*What the task requires:*
Of all the lines in the material below, how many include the string "caption"? Give the number only.

*Records for this exercise:*

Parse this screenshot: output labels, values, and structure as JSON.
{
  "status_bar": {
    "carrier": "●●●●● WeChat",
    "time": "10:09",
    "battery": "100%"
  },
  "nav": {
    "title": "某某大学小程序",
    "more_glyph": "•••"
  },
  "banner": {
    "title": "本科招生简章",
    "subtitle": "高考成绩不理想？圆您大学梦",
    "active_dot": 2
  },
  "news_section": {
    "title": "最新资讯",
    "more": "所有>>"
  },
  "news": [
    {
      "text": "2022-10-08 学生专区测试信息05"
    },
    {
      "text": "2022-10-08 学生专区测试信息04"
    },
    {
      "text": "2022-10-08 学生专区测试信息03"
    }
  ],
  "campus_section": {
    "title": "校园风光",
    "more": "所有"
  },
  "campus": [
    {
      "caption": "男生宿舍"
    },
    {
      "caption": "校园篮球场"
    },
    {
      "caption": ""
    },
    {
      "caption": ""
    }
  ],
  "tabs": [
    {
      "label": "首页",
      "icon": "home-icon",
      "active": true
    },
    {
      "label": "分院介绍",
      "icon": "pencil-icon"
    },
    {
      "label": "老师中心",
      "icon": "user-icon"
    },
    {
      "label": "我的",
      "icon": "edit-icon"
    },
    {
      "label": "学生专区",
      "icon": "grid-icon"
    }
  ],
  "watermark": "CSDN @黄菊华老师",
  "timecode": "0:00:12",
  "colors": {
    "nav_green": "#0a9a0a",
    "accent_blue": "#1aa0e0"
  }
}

*Full response:*
4